* _任务要求 a_
请原样输出条目中的若干行:从条目的第一行开始,到包含“Bar — [475, 296, 500, 392]”的那一行为止,首尾两行都要包括。

═══ 源码摘录 ═══

调用preparedGenericAPIServer.Run():


// Run spawns the secure http server. It only returns if stopCh is closed
// or the secure port cannot be listened on initially.
func (s preparedGenericAPIServer) Run(stopCh <-chan struct{}) error {
	delayedStopCh := make(chan struct{})

	go func() {
		defer close(delayedStopCh)
                // 阻塞在这里,直到收到Ctrl+C信号
		<-stopCh

		// As soon as shutdown is initiated, /readyz should start returning failure.
		// This gives the load balancer a window defined by ShutdownDelayDuration to detect that /readyz is red
		// and stop sending traffic to this server.
		close(s.readinessStopCh)

		time.Sleep(s.ShutdownDelayDuration)

═══ 练习数据 ═══

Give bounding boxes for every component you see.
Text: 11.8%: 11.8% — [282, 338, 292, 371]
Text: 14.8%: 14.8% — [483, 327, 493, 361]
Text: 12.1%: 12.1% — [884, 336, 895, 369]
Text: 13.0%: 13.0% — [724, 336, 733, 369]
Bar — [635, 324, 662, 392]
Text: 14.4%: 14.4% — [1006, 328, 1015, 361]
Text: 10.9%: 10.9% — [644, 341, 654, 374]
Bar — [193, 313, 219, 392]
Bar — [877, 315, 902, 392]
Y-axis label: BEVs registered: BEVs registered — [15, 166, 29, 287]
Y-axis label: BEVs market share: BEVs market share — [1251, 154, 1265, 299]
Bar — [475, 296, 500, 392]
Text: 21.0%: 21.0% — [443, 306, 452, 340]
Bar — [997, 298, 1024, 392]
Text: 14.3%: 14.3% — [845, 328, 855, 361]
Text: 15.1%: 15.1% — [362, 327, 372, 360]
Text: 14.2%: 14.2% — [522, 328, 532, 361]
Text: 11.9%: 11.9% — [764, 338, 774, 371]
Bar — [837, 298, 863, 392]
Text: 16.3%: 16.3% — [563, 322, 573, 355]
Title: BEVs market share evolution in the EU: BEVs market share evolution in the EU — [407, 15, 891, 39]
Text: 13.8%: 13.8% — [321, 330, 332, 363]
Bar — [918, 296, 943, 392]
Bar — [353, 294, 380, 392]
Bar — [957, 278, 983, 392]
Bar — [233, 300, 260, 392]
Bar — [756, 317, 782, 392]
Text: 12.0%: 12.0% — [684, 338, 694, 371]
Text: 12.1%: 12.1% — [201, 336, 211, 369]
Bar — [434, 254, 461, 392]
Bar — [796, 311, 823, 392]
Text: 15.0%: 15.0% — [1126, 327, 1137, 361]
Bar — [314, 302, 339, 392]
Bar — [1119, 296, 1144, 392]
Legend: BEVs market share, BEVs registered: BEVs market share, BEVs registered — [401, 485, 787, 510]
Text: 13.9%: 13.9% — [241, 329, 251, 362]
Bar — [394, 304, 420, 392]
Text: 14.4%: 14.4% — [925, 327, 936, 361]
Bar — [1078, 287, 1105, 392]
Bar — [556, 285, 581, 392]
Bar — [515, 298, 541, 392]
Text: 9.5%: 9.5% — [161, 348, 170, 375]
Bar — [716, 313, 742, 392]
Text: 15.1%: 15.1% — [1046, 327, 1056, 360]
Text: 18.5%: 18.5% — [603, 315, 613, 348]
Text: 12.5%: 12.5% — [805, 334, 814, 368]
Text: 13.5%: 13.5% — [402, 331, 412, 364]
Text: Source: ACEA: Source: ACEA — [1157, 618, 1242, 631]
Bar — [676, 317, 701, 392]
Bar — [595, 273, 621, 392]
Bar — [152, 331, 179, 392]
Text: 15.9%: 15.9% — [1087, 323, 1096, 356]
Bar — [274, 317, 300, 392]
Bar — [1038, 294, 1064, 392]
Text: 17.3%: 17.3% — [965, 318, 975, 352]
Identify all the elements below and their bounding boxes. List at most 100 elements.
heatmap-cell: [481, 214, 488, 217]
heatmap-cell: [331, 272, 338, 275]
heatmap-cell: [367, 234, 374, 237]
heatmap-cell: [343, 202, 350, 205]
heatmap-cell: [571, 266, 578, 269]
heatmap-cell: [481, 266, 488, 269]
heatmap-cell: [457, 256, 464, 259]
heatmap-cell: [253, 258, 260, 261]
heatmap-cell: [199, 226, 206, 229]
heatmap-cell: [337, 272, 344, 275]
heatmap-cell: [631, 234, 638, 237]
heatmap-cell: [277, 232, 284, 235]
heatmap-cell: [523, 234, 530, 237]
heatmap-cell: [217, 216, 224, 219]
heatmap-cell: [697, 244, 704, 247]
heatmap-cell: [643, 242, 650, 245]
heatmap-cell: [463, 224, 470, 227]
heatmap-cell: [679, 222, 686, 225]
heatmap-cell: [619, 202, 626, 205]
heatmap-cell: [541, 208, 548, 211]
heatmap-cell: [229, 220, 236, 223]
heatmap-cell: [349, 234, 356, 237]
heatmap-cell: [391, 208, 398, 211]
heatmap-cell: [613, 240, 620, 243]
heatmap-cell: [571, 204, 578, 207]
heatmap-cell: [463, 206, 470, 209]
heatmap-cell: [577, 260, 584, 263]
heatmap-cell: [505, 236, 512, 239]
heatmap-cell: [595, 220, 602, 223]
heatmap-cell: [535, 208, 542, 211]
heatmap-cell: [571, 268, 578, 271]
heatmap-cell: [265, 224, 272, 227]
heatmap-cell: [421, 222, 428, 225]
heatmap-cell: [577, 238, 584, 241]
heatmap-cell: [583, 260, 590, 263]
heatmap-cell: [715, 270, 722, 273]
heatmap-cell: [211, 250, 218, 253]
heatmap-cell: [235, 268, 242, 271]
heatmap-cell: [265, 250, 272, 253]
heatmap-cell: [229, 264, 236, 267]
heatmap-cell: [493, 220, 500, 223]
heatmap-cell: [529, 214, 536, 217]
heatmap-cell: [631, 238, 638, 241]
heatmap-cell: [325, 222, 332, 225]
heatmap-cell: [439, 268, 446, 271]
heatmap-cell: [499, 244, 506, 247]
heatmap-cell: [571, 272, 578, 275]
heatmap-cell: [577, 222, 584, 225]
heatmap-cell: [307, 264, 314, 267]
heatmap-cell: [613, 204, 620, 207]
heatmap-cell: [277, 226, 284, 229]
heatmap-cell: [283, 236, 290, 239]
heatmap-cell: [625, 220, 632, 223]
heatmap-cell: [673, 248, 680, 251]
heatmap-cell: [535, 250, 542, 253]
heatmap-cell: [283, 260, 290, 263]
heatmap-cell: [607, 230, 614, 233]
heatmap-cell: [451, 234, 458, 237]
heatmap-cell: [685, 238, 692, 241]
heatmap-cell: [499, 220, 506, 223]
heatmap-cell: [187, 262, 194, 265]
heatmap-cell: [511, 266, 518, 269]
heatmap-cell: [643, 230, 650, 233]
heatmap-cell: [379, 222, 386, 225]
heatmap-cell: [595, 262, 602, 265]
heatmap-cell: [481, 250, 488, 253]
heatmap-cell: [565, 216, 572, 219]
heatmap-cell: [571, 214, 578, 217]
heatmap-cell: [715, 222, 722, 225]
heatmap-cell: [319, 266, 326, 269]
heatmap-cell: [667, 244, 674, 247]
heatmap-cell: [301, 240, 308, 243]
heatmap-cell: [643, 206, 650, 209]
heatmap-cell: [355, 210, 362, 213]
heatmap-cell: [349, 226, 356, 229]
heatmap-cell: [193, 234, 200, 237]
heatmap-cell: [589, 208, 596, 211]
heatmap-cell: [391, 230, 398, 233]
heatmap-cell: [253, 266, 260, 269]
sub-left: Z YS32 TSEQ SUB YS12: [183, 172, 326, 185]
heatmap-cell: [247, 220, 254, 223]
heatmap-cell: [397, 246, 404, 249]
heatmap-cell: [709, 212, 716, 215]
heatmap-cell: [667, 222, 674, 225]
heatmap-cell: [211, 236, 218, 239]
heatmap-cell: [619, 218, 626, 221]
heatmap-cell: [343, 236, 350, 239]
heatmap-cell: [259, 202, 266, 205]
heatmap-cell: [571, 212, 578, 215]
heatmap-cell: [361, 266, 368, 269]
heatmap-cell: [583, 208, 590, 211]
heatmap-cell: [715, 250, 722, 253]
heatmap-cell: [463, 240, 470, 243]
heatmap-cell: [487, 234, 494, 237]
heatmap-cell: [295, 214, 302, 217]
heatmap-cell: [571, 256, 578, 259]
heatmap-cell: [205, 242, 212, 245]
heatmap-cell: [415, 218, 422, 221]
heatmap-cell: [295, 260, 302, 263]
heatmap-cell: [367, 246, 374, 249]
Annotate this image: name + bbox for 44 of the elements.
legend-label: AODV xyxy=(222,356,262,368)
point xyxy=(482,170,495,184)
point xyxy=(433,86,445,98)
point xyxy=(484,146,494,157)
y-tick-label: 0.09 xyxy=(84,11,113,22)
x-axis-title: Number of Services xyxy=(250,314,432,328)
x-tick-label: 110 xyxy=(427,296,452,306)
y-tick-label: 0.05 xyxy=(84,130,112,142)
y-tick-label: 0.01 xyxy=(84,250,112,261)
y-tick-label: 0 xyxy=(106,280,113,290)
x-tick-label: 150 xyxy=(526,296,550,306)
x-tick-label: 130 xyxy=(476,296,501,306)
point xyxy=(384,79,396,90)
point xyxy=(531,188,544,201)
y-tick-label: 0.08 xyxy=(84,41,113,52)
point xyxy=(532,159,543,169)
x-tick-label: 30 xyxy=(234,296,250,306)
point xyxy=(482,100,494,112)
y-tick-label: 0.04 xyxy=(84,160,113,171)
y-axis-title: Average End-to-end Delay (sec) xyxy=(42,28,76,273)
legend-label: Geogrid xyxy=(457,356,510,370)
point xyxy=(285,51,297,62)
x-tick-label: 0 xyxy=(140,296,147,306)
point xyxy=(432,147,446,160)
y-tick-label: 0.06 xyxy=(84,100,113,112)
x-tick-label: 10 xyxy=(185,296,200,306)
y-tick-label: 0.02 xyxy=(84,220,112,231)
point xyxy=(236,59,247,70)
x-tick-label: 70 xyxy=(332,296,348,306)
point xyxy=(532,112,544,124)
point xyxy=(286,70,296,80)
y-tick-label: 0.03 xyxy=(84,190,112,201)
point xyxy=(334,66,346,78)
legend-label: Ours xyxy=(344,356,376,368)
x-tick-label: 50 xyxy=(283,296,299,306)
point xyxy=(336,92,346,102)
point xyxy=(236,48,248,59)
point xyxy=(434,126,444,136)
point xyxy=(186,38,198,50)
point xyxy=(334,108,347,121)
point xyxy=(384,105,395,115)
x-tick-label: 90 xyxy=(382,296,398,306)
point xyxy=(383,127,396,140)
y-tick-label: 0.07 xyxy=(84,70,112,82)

═══

* _任务要求 b_
在源码摘录中,从“func (s preparedGenericAPIServer)”这几个字开始,到“close(s.readinessStopCh)”结束,返回这段文字,一字不改。

* _书面作答 a_
Give bounding boxes for every component you see.
Text: 11.8%: 11.8% — [282, 338, 292, 371]
Text: 14.8%: 14.8% — [483, 327, 493, 361]
Text: 12.1%: 12.1% — [884, 336, 895, 369]
Text: 13.0%: 13.0% — [724, 336, 733, 369]
Bar — [635, 324, 662, 392]
Text: 14.4%: 14.4% — [1006, 328, 1015, 361]
Text: 10.9%: 10.9% — [644, 341, 654, 374]
Bar — [193, 313, 219, 392]
Bar — [877, 315, 902, 392]
Y-axis label: BEVs registered: BEVs registered — [15, 166, 29, 287]
Y-axis label: BEVs market share: BEVs market share — [1251, 154, 1265, 299]
Bar — [475, 296, 500, 392]

* _书面作答 b_
func (s preparedGenericAPIServer) Run(stopCh <-chan struct{}) error {
	delayedStopCh := make(chan struct{})

	go func() {
		defer close(delayedStopCh)
                // 阻塞在这里,直到收到Ctrl+C信号
		<-stopCh

		// As soon as shutdown is initiated, /readyz should start returning failure.
		// This gives the load balancer a window defined by ShutdownDelayDuration to detect that /readyz is red
		// and stop sending traffic to this server.
		close(s.readinessStopCh)